Check each line of the records below for the word "saxo" and copy those where it appears.

* [DATA RECORDS]
********************
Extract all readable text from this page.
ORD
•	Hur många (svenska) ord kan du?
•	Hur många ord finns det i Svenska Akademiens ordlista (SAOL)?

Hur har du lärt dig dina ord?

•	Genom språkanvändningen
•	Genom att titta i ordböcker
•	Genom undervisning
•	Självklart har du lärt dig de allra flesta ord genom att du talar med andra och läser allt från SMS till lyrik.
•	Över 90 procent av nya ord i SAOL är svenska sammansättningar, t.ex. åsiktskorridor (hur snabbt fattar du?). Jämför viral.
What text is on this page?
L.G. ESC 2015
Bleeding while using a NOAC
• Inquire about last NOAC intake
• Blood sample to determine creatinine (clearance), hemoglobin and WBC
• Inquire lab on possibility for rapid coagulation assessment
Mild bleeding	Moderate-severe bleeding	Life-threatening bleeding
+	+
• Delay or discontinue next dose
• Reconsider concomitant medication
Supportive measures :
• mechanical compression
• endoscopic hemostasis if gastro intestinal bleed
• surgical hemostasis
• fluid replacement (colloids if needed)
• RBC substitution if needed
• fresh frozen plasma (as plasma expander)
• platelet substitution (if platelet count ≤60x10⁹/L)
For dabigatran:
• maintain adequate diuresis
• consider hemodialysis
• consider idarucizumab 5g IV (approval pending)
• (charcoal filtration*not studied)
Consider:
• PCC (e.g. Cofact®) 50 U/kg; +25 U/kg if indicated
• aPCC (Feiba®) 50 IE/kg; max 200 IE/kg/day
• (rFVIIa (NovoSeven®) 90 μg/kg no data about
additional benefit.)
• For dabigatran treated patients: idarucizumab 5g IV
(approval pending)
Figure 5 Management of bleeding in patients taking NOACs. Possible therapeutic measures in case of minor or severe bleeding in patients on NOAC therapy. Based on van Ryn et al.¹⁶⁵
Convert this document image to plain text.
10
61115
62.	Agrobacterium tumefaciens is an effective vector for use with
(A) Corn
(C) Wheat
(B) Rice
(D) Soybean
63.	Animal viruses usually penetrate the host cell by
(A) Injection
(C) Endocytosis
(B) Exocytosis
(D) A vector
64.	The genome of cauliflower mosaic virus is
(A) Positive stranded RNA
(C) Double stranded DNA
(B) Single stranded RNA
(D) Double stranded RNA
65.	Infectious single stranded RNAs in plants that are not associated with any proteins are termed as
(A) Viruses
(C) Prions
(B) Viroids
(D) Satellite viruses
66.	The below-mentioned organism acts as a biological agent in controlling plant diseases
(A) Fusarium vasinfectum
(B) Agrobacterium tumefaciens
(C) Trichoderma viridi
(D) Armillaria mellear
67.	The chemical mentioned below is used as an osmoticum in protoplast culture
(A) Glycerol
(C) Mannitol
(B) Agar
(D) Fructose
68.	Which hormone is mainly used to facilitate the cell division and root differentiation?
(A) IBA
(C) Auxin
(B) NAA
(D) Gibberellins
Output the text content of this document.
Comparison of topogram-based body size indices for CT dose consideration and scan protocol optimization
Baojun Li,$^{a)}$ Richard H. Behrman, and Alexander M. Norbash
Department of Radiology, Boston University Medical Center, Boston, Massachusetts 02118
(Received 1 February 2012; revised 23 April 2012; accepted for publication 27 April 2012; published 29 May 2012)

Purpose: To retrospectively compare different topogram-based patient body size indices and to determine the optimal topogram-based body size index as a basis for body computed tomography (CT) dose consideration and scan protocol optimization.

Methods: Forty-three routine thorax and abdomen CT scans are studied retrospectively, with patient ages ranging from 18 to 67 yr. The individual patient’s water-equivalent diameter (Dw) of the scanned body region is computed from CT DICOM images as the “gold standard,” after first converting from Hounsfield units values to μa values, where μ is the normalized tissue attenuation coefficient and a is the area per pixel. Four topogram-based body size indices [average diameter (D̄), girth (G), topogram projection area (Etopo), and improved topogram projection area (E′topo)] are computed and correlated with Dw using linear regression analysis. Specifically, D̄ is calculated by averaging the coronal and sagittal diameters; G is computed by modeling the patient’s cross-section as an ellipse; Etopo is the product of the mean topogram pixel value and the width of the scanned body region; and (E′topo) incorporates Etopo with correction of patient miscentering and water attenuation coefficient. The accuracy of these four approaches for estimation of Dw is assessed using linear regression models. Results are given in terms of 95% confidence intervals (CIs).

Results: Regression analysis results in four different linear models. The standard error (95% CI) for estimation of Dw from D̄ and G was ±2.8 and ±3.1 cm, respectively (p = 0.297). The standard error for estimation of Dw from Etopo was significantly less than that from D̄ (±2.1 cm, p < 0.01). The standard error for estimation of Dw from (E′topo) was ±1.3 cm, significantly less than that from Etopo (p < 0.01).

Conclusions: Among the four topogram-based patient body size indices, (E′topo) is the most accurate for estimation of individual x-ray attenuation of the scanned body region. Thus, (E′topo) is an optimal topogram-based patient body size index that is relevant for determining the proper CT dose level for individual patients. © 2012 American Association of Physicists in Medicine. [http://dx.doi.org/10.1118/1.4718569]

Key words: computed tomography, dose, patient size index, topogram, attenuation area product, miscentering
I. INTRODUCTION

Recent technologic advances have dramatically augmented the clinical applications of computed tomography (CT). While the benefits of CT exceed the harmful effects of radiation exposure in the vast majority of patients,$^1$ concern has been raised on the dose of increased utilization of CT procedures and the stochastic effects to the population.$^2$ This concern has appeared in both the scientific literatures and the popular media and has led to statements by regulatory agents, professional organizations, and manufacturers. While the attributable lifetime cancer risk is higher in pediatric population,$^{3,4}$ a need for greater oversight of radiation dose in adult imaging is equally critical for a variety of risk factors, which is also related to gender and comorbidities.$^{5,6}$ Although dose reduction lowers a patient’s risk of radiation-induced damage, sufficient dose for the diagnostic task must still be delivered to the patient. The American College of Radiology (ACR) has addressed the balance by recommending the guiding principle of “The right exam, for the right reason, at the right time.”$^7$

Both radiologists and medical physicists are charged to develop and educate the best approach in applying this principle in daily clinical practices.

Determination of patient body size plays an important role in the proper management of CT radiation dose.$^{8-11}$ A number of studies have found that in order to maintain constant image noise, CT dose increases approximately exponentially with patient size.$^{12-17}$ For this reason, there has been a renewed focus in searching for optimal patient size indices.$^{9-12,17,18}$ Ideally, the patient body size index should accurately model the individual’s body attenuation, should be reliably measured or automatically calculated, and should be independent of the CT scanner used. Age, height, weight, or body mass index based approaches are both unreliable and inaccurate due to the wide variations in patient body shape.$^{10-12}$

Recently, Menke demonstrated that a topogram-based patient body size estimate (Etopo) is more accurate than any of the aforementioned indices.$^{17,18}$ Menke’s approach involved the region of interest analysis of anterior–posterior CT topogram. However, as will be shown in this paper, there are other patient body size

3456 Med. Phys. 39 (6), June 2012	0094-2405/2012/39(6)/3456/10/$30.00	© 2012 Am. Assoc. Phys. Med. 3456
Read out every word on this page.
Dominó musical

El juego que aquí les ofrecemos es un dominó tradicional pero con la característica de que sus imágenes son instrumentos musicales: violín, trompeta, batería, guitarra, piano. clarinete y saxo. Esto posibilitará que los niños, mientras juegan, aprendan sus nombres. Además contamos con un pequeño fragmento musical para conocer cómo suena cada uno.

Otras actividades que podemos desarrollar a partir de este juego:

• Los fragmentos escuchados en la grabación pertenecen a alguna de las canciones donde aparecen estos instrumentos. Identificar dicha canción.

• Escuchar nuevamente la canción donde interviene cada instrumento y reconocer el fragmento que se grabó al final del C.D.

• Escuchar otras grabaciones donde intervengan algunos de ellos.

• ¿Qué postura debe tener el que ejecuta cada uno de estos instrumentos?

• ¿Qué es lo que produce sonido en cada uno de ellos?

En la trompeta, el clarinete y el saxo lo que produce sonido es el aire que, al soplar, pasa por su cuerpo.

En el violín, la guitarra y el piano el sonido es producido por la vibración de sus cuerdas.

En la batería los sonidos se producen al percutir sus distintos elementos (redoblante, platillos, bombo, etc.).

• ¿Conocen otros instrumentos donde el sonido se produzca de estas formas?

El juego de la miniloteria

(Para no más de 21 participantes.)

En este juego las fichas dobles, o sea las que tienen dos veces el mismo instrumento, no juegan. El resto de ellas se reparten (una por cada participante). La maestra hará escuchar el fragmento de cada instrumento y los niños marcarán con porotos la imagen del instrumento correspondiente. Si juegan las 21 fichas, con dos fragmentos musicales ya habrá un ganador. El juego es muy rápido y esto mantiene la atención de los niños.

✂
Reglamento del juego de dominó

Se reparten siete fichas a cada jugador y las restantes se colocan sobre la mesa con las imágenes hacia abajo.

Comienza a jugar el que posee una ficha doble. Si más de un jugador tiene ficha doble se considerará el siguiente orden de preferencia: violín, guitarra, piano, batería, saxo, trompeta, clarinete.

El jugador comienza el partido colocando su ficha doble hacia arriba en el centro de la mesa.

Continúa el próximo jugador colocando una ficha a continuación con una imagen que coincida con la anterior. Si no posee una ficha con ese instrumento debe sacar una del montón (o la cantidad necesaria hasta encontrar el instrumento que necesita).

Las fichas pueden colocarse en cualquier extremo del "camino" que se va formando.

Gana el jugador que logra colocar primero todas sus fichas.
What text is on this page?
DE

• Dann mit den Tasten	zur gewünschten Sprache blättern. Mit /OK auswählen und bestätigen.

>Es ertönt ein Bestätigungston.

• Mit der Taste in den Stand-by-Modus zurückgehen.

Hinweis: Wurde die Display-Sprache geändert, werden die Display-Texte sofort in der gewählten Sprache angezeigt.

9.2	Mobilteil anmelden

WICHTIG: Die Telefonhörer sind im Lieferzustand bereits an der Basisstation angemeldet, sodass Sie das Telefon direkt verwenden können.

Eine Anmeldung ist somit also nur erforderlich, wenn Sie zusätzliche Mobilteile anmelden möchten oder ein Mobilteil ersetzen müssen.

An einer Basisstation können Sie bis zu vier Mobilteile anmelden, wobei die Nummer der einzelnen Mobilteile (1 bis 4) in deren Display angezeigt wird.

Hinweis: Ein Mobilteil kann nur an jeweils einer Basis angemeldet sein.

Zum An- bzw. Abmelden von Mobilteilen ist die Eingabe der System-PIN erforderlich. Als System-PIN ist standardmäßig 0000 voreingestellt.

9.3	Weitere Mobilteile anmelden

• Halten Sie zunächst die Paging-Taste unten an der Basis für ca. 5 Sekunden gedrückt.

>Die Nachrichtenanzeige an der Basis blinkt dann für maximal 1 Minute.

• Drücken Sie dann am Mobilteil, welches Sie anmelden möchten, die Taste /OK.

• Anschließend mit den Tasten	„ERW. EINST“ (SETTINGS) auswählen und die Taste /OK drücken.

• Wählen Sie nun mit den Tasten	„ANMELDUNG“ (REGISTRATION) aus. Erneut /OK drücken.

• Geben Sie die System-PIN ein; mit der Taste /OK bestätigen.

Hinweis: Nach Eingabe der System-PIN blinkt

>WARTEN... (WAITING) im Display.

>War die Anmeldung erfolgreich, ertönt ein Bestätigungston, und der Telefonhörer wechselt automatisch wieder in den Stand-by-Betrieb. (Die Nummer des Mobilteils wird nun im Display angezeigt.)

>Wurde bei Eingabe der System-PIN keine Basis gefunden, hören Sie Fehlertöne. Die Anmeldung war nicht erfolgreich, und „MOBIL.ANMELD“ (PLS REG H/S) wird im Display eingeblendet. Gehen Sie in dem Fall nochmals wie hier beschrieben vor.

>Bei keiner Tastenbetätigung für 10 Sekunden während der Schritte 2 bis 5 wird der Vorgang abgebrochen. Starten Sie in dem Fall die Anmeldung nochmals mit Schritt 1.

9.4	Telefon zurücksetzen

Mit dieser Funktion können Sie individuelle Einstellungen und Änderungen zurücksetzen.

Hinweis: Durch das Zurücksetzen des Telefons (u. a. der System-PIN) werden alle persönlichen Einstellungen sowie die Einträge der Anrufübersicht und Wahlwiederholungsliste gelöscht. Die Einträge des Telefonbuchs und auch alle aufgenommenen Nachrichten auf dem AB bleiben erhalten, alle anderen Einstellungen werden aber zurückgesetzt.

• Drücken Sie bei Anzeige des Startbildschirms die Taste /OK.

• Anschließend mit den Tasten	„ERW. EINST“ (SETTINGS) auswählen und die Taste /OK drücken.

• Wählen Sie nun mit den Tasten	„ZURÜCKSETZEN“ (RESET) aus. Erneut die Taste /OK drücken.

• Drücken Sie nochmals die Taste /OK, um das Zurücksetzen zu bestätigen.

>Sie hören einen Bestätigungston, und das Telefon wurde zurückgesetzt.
********************
* [WRITTEN RESPONSE]
El juego que aquí les ofrecemos es un dominó tradicional pero con la característica de que sus imágenes son instrumentos musicales: violín, trompeta, batería, guitarra, piano. clarinete y saxo. Esto posibilitará que los niños, mientras juegan, aprendan sus nombres. Además contamos con un pequeño fragmento musical para conocer cómo suena cada uno.
En la trompeta, el clarinete y el saxo lo que produce sonido es el aire que, al soplar, pasa por su cuerpo.
Comienza a jugar el que posee una ficha doble. Si más de un jugador tiene ficha doble se considerará el siguiente orden de preferencia: violín, guitarra, piano, batería, saxo, trompeta, clarinete.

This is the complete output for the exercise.